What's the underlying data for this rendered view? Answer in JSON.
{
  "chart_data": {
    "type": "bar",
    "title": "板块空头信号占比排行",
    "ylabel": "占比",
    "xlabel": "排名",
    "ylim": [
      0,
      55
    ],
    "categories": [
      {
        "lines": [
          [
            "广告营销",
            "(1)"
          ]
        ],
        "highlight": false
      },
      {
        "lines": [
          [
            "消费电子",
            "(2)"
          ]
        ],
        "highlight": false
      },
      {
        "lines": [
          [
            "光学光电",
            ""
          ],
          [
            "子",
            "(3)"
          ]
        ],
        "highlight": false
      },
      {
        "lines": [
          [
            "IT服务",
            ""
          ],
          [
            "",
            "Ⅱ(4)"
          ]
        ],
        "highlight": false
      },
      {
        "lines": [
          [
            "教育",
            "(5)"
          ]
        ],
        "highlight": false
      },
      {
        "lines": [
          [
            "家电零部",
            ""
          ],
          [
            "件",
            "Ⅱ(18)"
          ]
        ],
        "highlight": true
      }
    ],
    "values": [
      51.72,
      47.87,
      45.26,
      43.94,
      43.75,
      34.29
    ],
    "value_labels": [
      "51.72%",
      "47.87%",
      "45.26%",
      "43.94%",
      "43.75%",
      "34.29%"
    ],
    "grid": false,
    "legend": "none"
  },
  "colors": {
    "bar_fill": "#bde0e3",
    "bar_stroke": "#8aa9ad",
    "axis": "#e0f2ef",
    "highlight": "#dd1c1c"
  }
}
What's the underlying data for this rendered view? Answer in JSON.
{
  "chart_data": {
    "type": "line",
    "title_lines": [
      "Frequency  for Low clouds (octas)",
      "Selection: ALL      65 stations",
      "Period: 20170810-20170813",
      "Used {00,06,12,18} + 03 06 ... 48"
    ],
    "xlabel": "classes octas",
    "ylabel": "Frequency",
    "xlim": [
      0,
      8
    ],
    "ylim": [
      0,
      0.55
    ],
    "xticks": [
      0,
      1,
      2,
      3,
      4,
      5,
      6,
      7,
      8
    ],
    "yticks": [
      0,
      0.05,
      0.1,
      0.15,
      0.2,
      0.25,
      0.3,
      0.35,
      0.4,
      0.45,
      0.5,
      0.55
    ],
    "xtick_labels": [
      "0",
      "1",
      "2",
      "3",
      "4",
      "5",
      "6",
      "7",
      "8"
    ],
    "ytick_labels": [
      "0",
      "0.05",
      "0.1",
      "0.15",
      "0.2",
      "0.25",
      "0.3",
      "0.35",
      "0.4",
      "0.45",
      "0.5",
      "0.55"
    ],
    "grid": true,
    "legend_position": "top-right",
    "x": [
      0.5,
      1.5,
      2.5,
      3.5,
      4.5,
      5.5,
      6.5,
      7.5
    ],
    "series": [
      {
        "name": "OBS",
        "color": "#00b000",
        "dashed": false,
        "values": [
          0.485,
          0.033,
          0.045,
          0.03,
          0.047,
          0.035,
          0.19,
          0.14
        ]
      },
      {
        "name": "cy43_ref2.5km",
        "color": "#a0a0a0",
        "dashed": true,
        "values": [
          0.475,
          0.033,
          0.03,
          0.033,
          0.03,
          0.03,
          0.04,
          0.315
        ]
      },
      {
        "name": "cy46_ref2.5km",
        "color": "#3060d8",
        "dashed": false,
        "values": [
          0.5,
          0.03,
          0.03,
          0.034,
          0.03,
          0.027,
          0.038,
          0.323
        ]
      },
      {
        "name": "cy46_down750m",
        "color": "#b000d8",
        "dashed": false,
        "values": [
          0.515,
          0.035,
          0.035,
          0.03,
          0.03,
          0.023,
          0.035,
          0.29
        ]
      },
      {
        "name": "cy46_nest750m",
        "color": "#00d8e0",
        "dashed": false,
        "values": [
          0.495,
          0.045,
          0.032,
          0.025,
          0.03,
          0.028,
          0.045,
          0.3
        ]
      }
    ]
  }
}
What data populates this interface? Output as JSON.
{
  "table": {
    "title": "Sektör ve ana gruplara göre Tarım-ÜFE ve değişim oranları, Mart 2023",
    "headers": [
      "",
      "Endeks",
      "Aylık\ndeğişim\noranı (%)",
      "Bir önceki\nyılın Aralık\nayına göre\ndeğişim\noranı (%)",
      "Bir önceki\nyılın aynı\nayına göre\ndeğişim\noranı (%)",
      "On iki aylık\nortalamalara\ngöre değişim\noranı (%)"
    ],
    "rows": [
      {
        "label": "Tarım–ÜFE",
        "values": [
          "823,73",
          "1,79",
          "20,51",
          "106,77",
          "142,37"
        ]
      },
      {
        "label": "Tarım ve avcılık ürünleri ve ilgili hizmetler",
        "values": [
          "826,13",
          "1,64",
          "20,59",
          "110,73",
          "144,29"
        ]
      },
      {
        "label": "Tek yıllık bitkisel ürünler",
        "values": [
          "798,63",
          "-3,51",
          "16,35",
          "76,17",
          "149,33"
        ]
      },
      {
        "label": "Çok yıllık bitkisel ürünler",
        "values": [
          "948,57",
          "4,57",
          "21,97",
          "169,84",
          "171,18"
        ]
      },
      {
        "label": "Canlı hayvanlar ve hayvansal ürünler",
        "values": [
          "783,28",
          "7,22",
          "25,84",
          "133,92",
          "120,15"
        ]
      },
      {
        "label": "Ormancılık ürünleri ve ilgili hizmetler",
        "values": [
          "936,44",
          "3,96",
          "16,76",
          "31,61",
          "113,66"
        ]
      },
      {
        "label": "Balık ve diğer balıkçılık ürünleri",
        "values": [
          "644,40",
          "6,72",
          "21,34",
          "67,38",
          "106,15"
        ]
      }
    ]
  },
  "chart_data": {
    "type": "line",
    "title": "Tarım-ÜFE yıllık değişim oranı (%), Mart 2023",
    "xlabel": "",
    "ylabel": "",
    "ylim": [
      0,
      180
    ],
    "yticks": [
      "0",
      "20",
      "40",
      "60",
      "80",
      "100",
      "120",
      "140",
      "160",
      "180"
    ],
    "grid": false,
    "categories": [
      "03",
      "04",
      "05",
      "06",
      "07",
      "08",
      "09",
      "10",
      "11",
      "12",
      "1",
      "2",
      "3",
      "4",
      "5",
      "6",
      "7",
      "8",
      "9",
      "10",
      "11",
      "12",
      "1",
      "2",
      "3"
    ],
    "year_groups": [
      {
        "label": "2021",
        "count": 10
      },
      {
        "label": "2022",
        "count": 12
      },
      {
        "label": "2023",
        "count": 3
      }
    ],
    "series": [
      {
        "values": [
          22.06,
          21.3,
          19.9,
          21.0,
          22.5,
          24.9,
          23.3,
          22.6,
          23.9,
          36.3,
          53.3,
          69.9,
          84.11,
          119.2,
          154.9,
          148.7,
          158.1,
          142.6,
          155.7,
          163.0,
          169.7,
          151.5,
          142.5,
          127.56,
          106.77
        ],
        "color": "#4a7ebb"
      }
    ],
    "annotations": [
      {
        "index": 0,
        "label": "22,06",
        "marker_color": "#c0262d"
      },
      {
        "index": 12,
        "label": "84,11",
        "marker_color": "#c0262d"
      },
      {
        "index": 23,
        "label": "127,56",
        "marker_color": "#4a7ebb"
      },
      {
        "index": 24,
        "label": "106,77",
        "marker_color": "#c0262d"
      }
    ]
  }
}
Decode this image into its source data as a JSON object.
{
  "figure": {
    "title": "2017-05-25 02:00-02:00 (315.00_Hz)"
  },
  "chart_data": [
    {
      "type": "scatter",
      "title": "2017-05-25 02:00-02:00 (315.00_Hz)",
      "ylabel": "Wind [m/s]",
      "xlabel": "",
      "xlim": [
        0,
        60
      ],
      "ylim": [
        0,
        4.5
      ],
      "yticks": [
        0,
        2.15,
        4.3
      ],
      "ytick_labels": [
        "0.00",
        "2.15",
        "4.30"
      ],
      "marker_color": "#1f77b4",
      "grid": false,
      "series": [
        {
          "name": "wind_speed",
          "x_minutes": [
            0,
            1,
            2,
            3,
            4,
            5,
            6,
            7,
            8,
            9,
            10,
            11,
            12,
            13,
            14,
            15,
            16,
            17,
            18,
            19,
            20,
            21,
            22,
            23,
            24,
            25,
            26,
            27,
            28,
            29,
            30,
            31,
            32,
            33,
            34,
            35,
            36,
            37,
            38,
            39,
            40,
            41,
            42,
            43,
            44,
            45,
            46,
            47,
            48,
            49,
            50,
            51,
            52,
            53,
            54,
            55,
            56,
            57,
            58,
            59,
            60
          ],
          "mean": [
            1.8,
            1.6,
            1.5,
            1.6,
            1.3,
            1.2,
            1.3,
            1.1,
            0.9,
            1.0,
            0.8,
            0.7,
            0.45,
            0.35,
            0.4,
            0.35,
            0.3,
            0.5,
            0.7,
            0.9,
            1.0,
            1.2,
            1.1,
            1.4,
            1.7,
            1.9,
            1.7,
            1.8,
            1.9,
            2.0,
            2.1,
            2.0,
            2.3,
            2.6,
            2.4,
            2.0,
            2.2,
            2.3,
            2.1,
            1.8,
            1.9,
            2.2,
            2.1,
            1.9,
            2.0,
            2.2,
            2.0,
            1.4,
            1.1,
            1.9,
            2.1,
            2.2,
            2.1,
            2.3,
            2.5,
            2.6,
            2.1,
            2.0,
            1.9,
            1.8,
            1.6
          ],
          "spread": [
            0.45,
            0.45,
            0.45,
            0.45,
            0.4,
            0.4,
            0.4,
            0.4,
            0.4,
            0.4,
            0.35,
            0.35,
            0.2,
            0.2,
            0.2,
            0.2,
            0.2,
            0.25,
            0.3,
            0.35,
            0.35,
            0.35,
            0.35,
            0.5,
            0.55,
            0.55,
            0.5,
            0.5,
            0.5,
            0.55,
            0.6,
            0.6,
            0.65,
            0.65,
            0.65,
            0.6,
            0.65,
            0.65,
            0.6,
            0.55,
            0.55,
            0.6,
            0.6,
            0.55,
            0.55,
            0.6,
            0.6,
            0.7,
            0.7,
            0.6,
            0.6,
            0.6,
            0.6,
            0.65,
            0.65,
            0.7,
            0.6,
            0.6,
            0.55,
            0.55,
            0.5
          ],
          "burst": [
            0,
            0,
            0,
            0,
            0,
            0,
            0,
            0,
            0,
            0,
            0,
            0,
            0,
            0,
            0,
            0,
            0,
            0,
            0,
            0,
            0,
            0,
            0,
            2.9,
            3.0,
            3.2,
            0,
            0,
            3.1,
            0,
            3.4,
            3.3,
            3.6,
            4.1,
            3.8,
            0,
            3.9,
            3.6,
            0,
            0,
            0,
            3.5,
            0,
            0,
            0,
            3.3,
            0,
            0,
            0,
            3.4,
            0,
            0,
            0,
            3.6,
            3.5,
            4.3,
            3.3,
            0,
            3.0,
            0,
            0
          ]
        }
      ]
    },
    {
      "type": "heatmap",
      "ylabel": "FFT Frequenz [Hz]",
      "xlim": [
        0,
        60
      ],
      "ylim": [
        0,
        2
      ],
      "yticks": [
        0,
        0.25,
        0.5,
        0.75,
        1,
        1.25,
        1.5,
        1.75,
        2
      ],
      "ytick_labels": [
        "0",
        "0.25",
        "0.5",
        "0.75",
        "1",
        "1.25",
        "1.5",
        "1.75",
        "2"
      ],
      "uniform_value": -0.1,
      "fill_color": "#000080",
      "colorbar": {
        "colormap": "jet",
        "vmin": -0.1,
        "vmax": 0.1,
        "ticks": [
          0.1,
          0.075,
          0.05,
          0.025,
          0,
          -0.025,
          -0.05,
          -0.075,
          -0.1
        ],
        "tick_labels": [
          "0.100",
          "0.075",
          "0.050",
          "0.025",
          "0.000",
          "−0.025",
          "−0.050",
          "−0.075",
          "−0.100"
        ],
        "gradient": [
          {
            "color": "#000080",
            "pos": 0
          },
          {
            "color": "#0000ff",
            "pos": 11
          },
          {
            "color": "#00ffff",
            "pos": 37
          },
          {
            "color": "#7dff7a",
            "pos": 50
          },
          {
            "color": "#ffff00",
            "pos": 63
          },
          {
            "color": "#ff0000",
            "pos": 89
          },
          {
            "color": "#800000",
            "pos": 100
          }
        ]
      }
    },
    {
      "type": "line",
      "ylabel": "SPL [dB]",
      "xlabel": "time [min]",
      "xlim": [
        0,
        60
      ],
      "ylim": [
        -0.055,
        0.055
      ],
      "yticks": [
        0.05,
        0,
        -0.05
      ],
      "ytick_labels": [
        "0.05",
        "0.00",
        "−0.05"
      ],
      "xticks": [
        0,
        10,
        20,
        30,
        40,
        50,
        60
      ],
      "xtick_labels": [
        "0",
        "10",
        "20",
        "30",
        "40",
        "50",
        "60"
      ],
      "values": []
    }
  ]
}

PROMPT:
Copy all the lines above that hold the string "this".

TASK ANSWER:
What's the underlying data for this rendered view? Answer in JSON.
What's the underlying data for this rendered view? Answer in JSON.
What data populates this interface? Output as JSON.
Decode this image into its source data as a JSON object.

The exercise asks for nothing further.